▶ **WHAT IS ASKED**: From the data that follows, copy every line holding the string "siehe".

▶ **DATA SHOWN**:
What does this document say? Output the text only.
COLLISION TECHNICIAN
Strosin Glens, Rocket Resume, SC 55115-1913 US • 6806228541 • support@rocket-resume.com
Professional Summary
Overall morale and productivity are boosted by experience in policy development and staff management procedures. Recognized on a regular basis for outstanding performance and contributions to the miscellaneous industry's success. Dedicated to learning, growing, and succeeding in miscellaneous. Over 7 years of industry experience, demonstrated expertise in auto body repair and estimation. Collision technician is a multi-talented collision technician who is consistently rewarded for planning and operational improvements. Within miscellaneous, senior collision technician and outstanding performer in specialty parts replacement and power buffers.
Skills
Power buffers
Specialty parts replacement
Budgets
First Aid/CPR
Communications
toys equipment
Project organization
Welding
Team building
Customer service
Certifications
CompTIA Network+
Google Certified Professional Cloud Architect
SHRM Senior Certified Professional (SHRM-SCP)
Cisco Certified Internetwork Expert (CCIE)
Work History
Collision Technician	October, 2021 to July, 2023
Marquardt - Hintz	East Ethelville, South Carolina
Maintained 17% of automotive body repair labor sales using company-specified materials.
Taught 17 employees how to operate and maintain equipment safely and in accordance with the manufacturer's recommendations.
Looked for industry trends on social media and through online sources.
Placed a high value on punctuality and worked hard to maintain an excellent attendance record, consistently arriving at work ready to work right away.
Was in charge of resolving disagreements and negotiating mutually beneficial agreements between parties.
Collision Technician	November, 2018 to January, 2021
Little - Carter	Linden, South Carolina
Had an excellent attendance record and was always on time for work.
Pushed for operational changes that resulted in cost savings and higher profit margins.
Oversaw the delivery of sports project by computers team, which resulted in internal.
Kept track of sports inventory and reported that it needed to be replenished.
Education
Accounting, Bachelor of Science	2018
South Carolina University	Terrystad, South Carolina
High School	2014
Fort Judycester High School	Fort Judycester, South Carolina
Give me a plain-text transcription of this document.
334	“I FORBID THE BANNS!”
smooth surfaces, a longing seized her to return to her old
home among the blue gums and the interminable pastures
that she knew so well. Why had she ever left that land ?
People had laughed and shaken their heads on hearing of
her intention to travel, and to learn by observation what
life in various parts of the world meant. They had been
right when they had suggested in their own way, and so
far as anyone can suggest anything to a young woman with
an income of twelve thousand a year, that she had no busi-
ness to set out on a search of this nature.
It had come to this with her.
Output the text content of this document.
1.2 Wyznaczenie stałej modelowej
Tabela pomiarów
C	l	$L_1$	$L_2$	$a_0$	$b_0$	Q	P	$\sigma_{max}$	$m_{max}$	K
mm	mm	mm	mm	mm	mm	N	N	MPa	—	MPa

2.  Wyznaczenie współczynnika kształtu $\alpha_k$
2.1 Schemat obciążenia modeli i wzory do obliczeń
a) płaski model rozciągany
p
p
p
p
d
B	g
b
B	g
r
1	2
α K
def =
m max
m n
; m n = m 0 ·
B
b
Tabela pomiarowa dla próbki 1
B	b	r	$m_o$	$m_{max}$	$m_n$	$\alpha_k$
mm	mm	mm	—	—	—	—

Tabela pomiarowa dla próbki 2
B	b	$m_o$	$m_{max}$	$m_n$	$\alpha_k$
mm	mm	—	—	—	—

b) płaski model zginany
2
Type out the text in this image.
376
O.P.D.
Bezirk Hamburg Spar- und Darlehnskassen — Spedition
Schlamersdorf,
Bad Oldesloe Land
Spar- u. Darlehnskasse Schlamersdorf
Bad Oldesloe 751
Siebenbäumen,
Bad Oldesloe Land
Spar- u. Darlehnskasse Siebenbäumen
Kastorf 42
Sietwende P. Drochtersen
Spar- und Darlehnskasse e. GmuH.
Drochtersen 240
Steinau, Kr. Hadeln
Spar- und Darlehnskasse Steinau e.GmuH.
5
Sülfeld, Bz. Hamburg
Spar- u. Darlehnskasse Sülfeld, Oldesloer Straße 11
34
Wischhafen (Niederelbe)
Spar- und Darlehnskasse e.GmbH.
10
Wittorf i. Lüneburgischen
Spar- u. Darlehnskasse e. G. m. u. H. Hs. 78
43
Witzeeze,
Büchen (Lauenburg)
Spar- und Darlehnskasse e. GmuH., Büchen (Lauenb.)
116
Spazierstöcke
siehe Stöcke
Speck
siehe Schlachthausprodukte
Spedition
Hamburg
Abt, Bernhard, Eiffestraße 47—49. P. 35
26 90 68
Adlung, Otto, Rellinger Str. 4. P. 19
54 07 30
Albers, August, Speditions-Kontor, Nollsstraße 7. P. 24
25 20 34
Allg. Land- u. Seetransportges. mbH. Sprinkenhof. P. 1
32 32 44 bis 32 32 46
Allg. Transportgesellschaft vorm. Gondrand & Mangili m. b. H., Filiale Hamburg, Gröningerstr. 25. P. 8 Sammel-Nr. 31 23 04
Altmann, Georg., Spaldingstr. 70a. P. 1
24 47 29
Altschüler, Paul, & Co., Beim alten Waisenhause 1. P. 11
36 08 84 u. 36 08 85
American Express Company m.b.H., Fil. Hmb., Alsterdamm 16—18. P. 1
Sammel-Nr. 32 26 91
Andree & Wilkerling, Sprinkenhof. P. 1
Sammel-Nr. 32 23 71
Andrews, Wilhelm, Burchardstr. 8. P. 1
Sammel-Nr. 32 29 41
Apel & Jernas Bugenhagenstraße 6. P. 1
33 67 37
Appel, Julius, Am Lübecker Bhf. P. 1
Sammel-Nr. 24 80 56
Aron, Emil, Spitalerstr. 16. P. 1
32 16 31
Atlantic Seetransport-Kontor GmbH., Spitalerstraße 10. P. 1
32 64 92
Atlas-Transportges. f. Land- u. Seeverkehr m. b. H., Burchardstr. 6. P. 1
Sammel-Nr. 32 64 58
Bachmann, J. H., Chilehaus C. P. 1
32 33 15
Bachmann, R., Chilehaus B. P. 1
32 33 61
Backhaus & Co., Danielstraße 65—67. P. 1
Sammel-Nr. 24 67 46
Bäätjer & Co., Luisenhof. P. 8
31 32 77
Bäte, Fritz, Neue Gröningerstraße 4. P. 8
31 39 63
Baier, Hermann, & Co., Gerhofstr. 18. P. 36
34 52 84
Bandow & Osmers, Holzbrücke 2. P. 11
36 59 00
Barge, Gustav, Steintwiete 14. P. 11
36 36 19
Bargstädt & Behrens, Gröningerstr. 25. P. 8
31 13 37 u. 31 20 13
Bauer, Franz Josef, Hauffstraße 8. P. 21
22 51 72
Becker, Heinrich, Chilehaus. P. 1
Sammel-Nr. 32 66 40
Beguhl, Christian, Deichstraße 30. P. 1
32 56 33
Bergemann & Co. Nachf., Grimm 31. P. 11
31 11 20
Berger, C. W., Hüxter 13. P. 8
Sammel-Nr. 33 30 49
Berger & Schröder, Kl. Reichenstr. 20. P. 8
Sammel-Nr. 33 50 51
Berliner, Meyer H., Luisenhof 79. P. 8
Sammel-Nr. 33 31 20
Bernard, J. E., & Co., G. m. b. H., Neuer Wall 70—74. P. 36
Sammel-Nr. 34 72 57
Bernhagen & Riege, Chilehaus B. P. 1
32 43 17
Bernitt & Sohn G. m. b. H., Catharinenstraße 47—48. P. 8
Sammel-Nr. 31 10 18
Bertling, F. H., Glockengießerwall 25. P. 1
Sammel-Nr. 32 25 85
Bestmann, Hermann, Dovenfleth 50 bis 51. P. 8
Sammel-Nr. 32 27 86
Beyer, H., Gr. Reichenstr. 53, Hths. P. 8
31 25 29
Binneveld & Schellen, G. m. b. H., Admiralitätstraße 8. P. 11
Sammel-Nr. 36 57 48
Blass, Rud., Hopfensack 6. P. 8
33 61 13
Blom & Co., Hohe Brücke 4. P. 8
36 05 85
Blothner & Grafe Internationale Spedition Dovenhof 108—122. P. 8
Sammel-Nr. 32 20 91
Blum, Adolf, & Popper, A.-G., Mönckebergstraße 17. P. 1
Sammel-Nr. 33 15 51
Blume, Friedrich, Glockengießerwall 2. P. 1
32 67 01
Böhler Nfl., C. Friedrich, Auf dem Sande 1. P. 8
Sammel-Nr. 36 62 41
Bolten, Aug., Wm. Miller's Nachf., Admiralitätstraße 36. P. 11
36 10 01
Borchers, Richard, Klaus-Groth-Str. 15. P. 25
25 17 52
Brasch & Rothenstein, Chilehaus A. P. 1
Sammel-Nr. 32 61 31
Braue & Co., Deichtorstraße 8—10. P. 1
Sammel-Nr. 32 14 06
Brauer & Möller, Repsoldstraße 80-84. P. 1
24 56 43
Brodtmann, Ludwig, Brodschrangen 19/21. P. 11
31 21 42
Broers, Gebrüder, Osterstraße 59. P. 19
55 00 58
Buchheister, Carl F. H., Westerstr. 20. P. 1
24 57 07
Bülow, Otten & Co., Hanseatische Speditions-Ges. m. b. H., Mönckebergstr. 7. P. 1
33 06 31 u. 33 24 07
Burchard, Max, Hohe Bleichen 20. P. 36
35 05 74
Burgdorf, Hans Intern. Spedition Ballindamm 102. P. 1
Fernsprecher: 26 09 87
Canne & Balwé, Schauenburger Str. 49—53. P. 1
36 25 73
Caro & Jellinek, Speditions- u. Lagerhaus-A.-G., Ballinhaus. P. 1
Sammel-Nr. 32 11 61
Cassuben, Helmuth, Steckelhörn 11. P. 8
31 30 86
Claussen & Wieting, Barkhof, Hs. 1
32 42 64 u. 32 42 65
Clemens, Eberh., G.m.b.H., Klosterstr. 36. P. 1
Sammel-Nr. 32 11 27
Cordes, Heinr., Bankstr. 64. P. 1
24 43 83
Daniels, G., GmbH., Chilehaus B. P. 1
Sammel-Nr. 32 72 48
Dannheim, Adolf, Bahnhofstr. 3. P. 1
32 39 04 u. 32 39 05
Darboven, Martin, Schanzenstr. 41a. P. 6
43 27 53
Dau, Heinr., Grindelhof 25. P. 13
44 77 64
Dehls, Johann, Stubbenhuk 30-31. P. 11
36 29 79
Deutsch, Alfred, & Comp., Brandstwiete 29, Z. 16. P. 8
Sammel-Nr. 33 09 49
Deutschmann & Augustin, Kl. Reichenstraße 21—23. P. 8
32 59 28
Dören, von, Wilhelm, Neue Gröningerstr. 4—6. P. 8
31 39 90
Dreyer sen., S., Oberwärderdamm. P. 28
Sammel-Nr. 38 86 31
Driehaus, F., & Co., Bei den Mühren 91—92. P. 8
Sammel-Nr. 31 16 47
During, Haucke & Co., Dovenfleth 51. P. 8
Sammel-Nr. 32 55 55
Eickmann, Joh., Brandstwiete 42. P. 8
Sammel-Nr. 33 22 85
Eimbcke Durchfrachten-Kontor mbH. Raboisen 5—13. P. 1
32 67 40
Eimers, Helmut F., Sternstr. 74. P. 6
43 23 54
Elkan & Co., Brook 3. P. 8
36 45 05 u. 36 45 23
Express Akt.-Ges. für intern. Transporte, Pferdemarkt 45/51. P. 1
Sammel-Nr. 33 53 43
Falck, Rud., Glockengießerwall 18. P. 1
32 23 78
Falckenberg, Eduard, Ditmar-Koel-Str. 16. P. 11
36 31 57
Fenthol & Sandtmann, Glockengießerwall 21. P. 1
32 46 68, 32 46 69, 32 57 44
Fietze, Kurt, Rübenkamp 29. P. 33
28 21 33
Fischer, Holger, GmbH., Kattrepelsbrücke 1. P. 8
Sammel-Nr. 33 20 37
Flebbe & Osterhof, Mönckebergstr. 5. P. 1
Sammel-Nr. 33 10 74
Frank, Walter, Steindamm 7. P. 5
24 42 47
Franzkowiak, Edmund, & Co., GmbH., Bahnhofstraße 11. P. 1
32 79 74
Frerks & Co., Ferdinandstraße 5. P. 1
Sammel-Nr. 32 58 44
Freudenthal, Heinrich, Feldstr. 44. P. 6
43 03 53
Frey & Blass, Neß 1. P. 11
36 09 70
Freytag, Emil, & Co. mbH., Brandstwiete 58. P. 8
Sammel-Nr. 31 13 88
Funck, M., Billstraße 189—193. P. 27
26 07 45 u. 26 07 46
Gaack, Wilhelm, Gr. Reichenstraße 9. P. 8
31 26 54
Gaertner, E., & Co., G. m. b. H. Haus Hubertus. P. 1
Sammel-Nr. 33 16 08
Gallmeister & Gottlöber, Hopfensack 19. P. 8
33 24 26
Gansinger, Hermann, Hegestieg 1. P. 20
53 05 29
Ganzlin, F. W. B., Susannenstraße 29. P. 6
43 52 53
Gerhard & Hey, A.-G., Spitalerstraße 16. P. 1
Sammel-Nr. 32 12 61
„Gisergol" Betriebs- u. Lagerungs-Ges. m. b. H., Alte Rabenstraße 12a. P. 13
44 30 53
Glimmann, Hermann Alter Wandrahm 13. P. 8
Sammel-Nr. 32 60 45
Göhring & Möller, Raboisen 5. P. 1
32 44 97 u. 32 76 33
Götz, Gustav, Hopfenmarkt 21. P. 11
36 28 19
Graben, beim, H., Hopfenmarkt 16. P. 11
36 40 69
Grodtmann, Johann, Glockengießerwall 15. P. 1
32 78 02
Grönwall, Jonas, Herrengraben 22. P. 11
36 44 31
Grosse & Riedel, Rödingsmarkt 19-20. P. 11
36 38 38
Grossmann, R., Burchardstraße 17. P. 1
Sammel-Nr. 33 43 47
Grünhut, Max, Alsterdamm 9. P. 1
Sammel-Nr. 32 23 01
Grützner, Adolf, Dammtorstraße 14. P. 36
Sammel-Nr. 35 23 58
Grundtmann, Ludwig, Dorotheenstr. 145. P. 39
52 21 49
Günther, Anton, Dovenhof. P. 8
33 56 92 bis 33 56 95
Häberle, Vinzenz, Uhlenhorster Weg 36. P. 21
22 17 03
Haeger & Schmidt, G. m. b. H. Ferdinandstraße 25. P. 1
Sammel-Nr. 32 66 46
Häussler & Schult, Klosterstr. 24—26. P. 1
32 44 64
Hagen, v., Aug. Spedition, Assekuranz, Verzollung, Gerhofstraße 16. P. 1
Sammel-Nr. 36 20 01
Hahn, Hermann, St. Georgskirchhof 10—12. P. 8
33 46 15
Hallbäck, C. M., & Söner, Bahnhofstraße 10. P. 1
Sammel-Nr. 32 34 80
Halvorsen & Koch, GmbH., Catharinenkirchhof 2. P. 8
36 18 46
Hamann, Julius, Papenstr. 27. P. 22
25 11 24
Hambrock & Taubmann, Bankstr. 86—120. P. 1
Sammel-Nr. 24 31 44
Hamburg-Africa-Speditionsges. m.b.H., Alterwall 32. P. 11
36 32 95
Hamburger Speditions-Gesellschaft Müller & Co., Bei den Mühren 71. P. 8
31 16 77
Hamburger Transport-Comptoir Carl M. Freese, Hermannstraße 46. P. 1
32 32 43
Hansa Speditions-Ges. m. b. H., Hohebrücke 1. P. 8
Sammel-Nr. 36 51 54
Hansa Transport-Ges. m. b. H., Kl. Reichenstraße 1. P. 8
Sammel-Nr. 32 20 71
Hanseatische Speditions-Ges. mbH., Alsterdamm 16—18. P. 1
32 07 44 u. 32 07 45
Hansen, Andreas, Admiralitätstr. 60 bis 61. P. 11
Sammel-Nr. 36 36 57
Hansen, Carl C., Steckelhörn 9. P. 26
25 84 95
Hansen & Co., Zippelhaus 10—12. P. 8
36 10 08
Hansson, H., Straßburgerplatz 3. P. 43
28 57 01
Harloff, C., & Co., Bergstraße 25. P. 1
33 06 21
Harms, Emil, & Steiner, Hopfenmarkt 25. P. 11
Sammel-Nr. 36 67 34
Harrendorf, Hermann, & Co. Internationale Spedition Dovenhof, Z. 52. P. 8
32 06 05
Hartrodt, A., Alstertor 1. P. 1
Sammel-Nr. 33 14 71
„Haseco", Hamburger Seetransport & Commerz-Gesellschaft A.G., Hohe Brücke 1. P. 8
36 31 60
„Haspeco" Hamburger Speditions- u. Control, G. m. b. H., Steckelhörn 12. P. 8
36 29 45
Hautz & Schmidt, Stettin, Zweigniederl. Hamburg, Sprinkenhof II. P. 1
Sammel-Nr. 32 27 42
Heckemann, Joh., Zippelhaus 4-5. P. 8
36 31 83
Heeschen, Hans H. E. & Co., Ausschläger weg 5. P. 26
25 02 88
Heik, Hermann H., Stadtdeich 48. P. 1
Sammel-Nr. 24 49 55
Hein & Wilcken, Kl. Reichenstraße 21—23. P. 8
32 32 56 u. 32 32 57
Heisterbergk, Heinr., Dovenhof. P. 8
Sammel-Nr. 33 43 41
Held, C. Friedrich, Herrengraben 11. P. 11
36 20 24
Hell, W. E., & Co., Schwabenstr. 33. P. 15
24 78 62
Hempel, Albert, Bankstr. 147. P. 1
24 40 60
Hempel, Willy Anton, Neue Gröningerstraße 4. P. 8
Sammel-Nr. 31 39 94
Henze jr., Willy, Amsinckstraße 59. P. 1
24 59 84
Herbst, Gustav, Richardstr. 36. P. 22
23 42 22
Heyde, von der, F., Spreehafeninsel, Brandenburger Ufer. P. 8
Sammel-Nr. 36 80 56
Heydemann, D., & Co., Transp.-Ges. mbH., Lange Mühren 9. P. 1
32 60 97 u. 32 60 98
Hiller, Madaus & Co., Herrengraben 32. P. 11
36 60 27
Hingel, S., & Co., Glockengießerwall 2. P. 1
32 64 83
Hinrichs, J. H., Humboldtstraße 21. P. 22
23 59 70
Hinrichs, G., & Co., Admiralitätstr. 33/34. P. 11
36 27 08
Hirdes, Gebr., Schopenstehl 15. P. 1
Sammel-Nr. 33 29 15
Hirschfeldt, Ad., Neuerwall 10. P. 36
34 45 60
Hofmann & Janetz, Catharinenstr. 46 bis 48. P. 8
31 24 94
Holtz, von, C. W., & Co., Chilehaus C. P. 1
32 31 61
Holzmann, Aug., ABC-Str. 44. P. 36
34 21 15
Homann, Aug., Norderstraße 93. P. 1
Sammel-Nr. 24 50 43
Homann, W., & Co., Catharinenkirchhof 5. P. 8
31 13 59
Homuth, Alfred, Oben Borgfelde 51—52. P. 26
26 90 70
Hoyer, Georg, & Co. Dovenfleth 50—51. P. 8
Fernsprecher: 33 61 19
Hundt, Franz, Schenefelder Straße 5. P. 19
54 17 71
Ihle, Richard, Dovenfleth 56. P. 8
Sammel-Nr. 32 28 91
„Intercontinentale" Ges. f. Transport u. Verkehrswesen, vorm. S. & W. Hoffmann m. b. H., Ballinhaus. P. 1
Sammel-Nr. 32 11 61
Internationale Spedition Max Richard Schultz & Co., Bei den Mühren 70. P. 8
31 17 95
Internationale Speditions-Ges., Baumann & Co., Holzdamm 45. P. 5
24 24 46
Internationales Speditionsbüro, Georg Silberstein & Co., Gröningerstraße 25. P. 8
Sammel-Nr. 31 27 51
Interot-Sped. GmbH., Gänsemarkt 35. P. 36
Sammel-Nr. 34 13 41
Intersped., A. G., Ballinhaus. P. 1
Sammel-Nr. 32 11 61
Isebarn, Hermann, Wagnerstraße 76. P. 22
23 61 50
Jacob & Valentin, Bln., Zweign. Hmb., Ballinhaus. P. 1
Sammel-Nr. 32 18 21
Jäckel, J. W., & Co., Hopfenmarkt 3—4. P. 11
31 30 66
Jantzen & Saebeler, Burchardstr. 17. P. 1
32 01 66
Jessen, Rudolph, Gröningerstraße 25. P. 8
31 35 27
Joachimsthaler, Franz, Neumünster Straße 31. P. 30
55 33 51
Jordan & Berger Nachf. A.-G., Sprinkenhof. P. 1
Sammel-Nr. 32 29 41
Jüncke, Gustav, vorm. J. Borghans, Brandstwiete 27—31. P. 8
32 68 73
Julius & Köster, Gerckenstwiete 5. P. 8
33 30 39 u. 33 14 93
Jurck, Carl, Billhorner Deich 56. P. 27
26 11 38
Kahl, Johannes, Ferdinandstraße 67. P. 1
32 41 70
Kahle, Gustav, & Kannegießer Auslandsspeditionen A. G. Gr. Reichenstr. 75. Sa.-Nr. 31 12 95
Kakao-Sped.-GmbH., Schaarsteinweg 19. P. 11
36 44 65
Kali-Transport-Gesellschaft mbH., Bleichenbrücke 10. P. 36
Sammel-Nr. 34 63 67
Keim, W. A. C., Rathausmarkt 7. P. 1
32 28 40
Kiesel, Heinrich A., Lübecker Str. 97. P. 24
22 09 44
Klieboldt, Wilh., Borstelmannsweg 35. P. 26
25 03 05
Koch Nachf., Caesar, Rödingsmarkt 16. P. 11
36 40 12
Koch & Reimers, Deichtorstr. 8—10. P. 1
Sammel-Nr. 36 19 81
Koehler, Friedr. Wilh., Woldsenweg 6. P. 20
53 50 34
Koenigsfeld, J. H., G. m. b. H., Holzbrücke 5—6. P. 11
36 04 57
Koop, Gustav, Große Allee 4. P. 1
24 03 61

▶ **SOLUTION FOR THIS PROBLEM**:
siehe Stöcke
siehe Schlachthausprodukte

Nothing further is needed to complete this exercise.